┌─ Given records
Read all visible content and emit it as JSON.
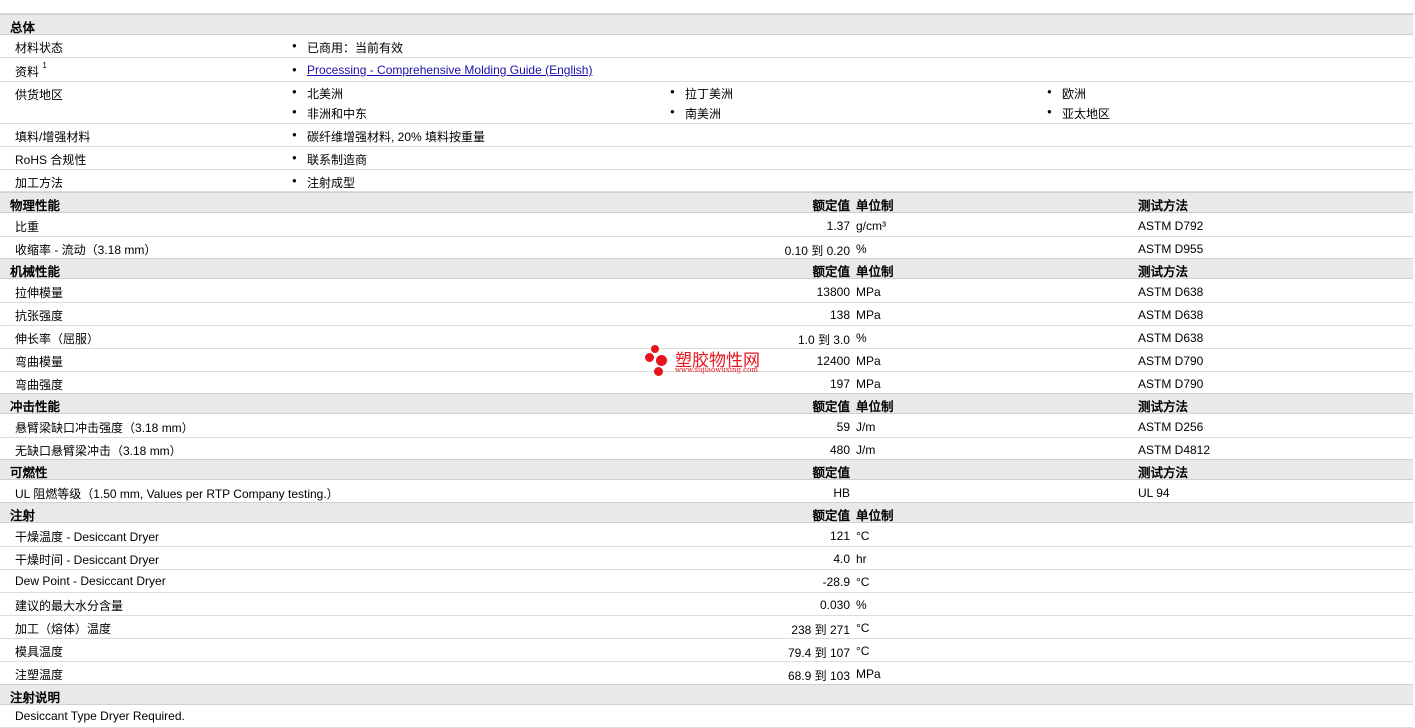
{
  "general": {
    "title": "总体",
    "rows": [
      {
        "label": "材料状态",
        "items": [
          "已商用：当前有效"
        ]
      },
      {
        "label": "资料",
        "sup": "1",
        "link": "Processing - Comprehensive Molding Guide (English)"
      },
      {
        "label": "供货地区",
        "items": [
          "北美洲",
          "拉丁美洲",
          "欧洲",
          "非洲和中东",
          "南美洲",
          "亚太地区"
        ]
      },
      {
        "label": "填料/增强材料",
        "items": [
          "碳纤维增强材料, 20% 填料按重量"
        ]
      },
      {
        "label": "RoHS 合规性",
        "items": [
          "联系制造商"
        ]
      },
      {
        "label": "加工方法",
        "items": [
          "注射成型"
        ]
      }
    ]
  },
  "sections": [
    {
      "title": "物理性能",
      "h_value": "额定值",
      "h_unit": "单位制",
      "h_method": "测试方法",
      "rows": [
        {
          "label": "比重",
          "value": "1.37",
          "unit": "g/cm³",
          "method": "ASTM D792"
        },
        {
          "label": "收缩率 - 流动（3.18 mm）",
          "value": "0.10 到  0.20",
          "unit": "%",
          "method": "ASTM D955"
        }
      ]
    },
    {
      "title": "机械性能",
      "h_value": "额定值",
      "h_unit": "单位制",
      "h_method": "测试方法",
      "rows": [
        {
          "label": "拉伸模量",
          "value": "13800",
          "unit": "MPa",
          "method": "ASTM D638"
        },
        {
          "label": "抗张强度",
          "value": "138",
          "unit": "MPa",
          "method": "ASTM D638"
        },
        {
          "label": "伸长率（屈服）",
          "value": "1.0 到  3.0",
          "unit": "%",
          "method": "ASTM D638"
        },
        {
          "label": "弯曲模量",
          "value": "12400",
          "unit": "MPa",
          "method": "ASTM D790"
        },
        {
          "label": "弯曲强度",
          "value": "197",
          "unit": "MPa",
          "method": "ASTM D790"
        }
      ]
    },
    {
      "title": "冲击性能",
      "h_value": "额定值",
      "h_unit": "单位制",
      "h_method": "测试方法",
      "rows": [
        {
          "label": "悬臂梁缺口冲击强度（3.18 mm）",
          "value": "59",
          "unit": "J/m",
          "method": "ASTM D256"
        },
        {
          "label": "无缺口悬臂梁冲击（3.18 mm）",
          "value": "480",
          "unit": "J/m",
          "method": "ASTM D4812"
        }
      ]
    },
    {
      "title": "可燃性",
      "h_value": "额定值",
      "h_unit": "",
      "h_method": "测试方法",
      "rows": [
        {
          "label": "UL 阻燃等级（1.50 mm, Values per RTP Company testing.）",
          "value": "HB",
          "unit": "",
          "method": "UL 94"
        }
      ]
    },
    {
      "title": "注射",
      "h_value": "额定值",
      "h_unit": "单位制",
      "h_method": "",
      "rows": [
        {
          "label": "干燥温度 - Desiccant Dryer",
          "value": "121",
          "unit": "°C",
          "method": ""
        },
        {
          "label": "干燥时间 - Desiccant Dryer",
          "value": "4.0",
          "unit": "hr",
          "method": ""
        },
        {
          "label": "Dew Point - Desiccant Dryer",
          "value": "-28.9",
          "unit": "°C",
          "method": ""
        },
        {
          "label": "建议的最大水分含量",
          "value": "0.030",
          "unit": "%",
          "method": ""
        },
        {
          "label": "加工（熔体）温度",
          "value": "238 到  271",
          "unit": "°C",
          "method": ""
        },
        {
          "label": "模具温度",
          "value": "79.4 到  107",
          "unit": "°C",
          "method": ""
        },
        {
          "label": "注塑温度",
          "value": "68.9 到  103",
          "unit": "MPa",
          "method": ""
        }
      ]
    },
    {
      "title": "注射说明",
      "h_value": "",
      "h_unit": "",
      "h_method": "",
      "rows": [
        {
          "label": "Desiccant Type Dryer Required.",
          "value": "",
          "unit": "",
          "method": ""
        }
      ]
    }
  ],
  "watermark": {
    "name": "塑胶物性网",
    "url": "www.sujiaowuxing.com",
    "color": "#e8141c"
  }
}
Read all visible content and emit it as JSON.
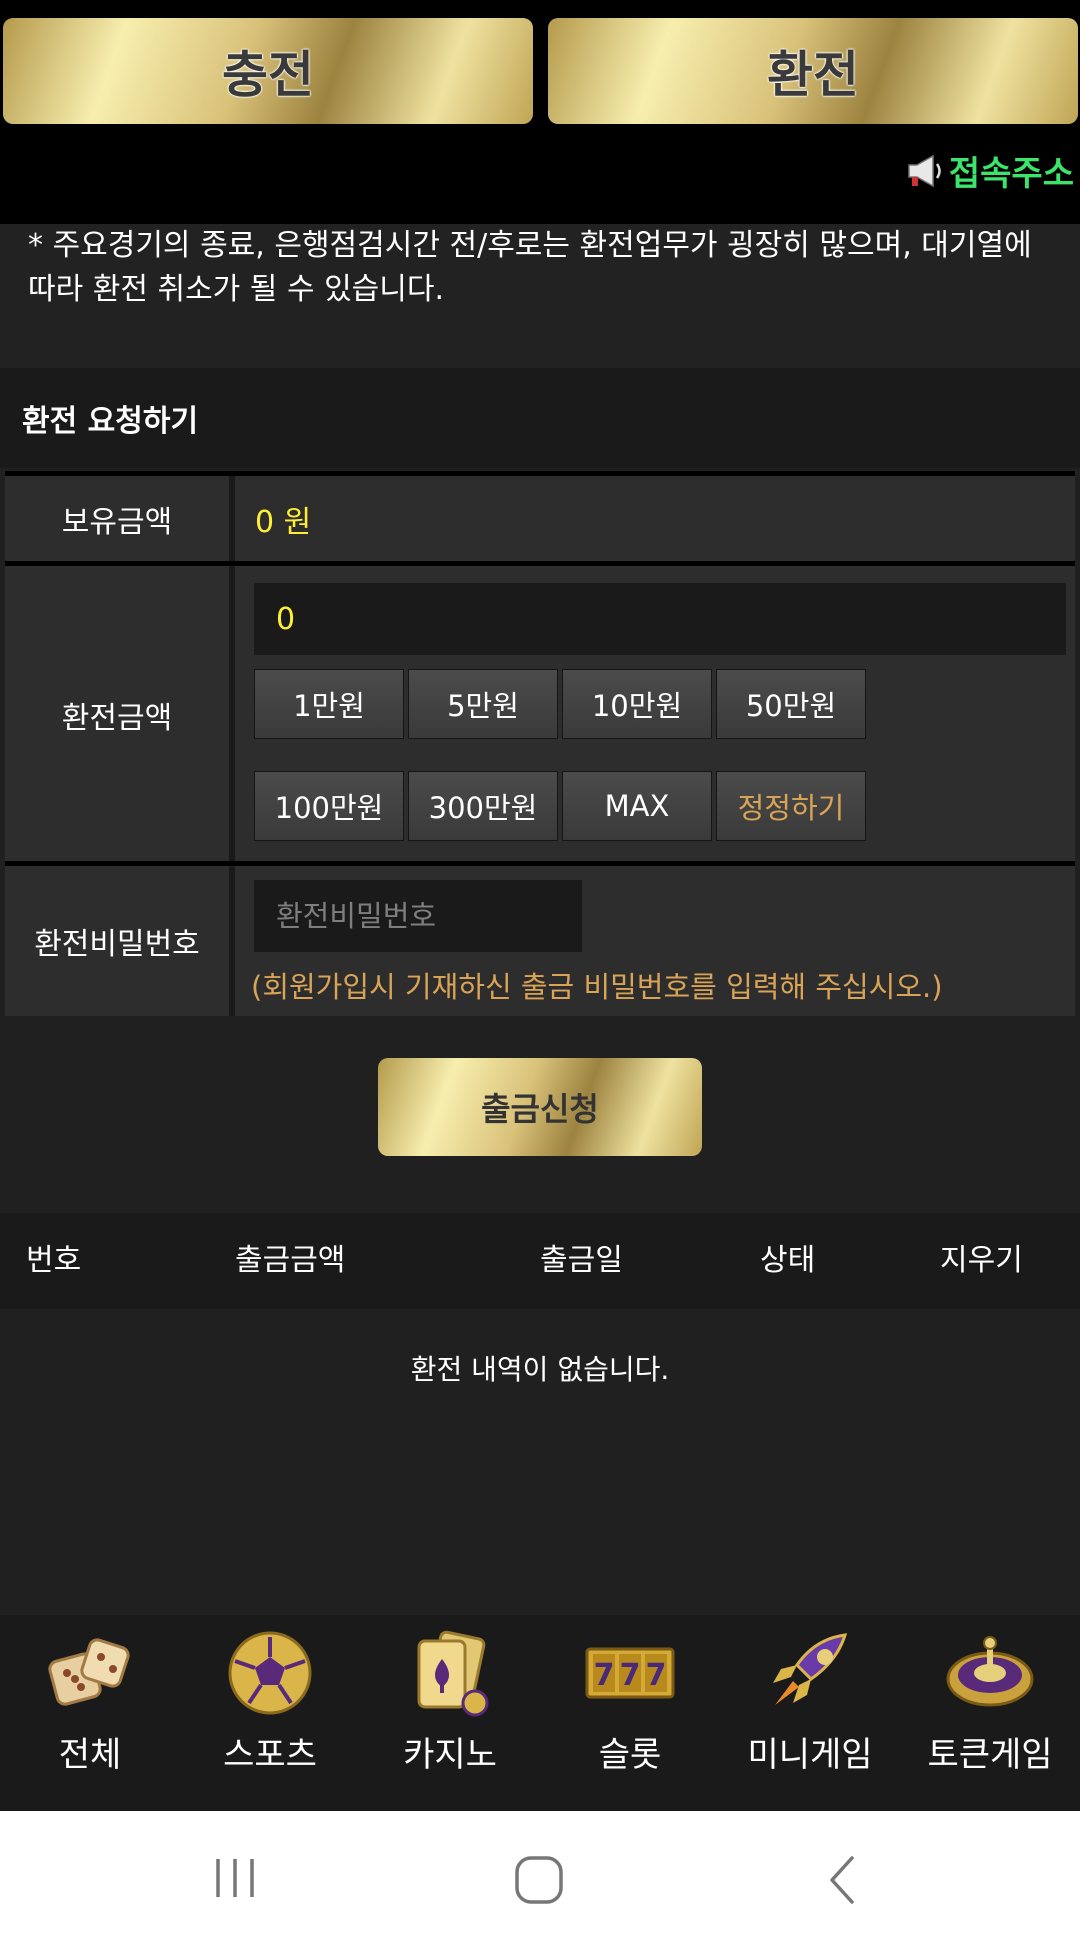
{
  "top": {
    "charge_label": "충전",
    "exchange_label": "환전",
    "access_label": "접속주소"
  },
  "notice": "* 주요경기의 종료, 은행점검시간 전/후로는 환전업무가 굉장히 많으며, 대기열에 따라 환전 취소가 될 수 있습니다.",
  "form": {
    "title": "환전 요청하기",
    "balance_label": "보유금액",
    "balance_value": "0 원",
    "amount_label": "환전금액",
    "amount_value": "0",
    "quick_buttons": [
      "1만원",
      "5만원",
      "10만원",
      "50만원",
      "100만원",
      "300만원",
      "MAX",
      "정정하기"
    ],
    "password_label": "환전비밀번호",
    "password_placeholder": "환전비밀번호",
    "password_hint": "(회원가입시 기재하신 출금 비밀번호를 입력해 주십시오.)",
    "submit_label": "출금신청"
  },
  "history": {
    "columns": [
      "번호",
      "출금금액",
      "출금일",
      "상태",
      "지우기"
    ],
    "empty_message": "환전 내역이 없습니다."
  },
  "bottom_nav": [
    {
      "label": "전체",
      "icon": "dice-icon"
    },
    {
      "label": "스포츠",
      "icon": "soccer-ball-icon"
    },
    {
      "label": "카지노",
      "icon": "playing-cards-icon"
    },
    {
      "label": "슬롯",
      "icon": "slot-777-icon"
    },
    {
      "label": "미니게임",
      "icon": "rocket-icon"
    },
    {
      "label": "토큰게임",
      "icon": "roulette-icon"
    }
  ],
  "colors": {
    "accent_gold": "#d9c27a",
    "balance_yellow": "#ffee36",
    "hint_orange": "#d9a457",
    "access_green": "#3de46b"
  }
}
└─
Without including any pictures, output all the entries above exactly.

> [Expected answer]
Read all visible content and emit it as JSON.
{
  "general": {
    "title": "总体",
    "rows": [
      {
        "label": "材料状态",
        "items": [
          "已商用：当前有效"
        ]
      },
      {
        "label": "资料",
        "sup": "1",
        "link": "Processing - Comprehensive Molding Guide (English)"
      },
      {
        "label": "供货地区",
        "items": [
          "北美洲",
          "拉丁美洲",
          "欧洲",
          "非洲和中东",
          "南美洲",
          "亚太地区"
        ]
      },
      {
        "label": "填料/增强材料",
        "items": [
          "碳纤维增强材料, 20% 填料按重量"
        ]
      },
      {
        "label": "RoHS 合规性",
        "items": [
          "联系制造商"
        ]
      },
      {
        "label": "加工方法",
        "items": [
          "注射成型"
        ]
      }
    ]
  },
  "sections": [
    {
      "title": "物理性能",
      "h_value": "额定值",
      "h_unit": "单位制",
      "h_method": "测试方法",
      "rows": [
        {
          "label": "比重",
          "value": "1.37",
          "unit": "g/cm³",
          "method": "ASTM D792"
        },
        {
          "label": "收缩率 - 流动（3.18 mm）",
          "value": "0.10 到  0.20",
          "unit": "%",
          "method": "ASTM D955"
        }
      ]
    },
    {
      "title": "机械性能",
      "h_value": "额定值",
      "h_unit": "单位制",
      "h_method": "测试方法",
      "rows": [
        {
          "label": "拉伸模量",
          "value": "13800",
          "unit": "MPa",
          "method": "ASTM D638"
        },
        {
          "label": "抗张强度",
          "value": "138",
          "unit": "MPa",
          "method": "ASTM D638"
        },
        {
          "label": "伸长率（屈服）",
          "value": "1.0 到  3.0",
          "unit": "%",
          "method": "ASTM D638"
        },
        {
          "label": "弯曲模量",
          "value": "12400",
          "unit": "MPa",
          "method": "ASTM D790"
        },
        {
          "label": "弯曲强度",
          "value": "197",
          "unit": "MPa",
          "method": "ASTM D790"
        }
      ]
    },
    {
      "title": "冲击性能",
      "h_value": "额定值",
      "h_unit": "单位制",
      "h_method": "测试方法",
      "rows": [
        {
          "label": "悬臂梁缺口冲击强度（3.18 mm）",
          "value": "59",
          "unit": "J/m",
          "method": "ASTM D256"
        },
        {
          "label": "无缺口悬臂梁冲击（3.18 mm）",
          "value": "480",
          "unit": "J/m",
          "method": "ASTM D4812"
        }
      ]
    },
    {
      "title": "可燃性",
      "h_value": "额定值",
      "h_unit": "",
      "h_method": "测试方法",
      "rows": [
        {
          "label": "UL 阻燃等级（1.50 mm, Values per RTP Company testing.）",
          "value": "HB",
          "unit": "",
          "method": "UL 94"
        }
      ]
    },
    {
      "title": "注射",
      "h_value": "额定值",
      "h_unit": "单位制",
      "h_method": "",
      "rows": [
        {
          "label": "干燥温度 - Desiccant Dryer",
          "value": "121",
          "unit": "°C",
          "method": ""
        },
        {
          "label": "干燥时间 - Desiccant Dryer",
          "value": "4.0",
          "unit": "hr",
          "method": ""
        },
        {
          "label": "Dew Point - Desiccant Dryer",
          "value": "-28.9",
          "unit": "°C",
          "method": ""
        },
        {
          "label": "建议的最大水分含量",
          "value": "0.030",
          "unit": "%",
          "method": ""
        },
        {
          "label": "加工（熔体）温度",
          "value": "238 到  271",
          "unit": "°C",
          "method": ""
        },
        {
          "label": "模具温度",
          "value": "79.4 到  107",
          "unit": "°C",
          "method": ""
        },
        {
          "label": "注塑温度",
          "value": "68.9 到  103",
          "unit": "MPa",
          "method": ""
        }
      ]
    },
    {
      "title": "注射说明",
      "h_value": "",
      "h_unit": "",
      "h_method": "",
      "rows": [
        {
          "label": "Desiccant Type Dryer Required.",
          "value": "",
          "unit": "",
          "method": ""
        }
      ]
    }
  ],
  "watermark": {
    "name": "塑胶物性网",
    "url": "www.sujiaowuxing.com",
    "color": "#e8141c"
  }
}
Read all visible content and emit it as JSON.
{
  "top": {
    "charge_label": "충전",
    "exchange_label": "환전",
    "access_label": "접속주소"
  },
  "notice": "* 주요경기의 종료, 은행점검시간 전/후로는 환전업무가 굉장히 많으며, 대기열에 따라 환전 취소가 될 수 있습니다.",
  "form": {
    "title": "환전 요청하기",
    "balance_label": "보유금액",
    "balance_value": "0 원",
    "amount_label": "환전금액",
    "amount_value": "0",
    "quick_buttons": [
      "1만원",
      "5만원",
      "10만원",
      "50만원",
      "100만원",
      "300만원",
      "MAX",
      "정정하기"
    ],
    "password_label": "환전비밀번호",
    "password_placeholder": "환전비밀번호",
    "password_hint": "(회원가입시 기재하신 출금 비밀번호를 입력해 주십시오.)",
    "submit_label": "출금신청"
  },
  "history": {
    "columns": [
      "번호",
      "출금금액",
      "출금일",
      "상태",
      "지우기"
    ],
    "empty_message": "환전 내역이 없습니다."
  },
  "bottom_nav": [
    {
      "label": "전체",
      "icon": "dice-icon"
    },
    {
      "label": "스포츠",
      "icon": "soccer-ball-icon"
    },
    {
      "label": "카지노",
      "icon": "playing-cards-icon"
    },
    {
      "label": "슬롯",
      "icon": "slot-777-icon"
    },
    {
      "label": "미니게임",
      "icon": "rocket-icon"
    },
    {
      "label": "토큰게임",
      "icon": "roulette-icon"
    }
  ],
  "colors": {
    "accent_gold": "#d9c27a",
    "balance_yellow": "#ffee36",
    "hint_orange": "#d9a457",
    "access_green": "#3de46b"
  }
}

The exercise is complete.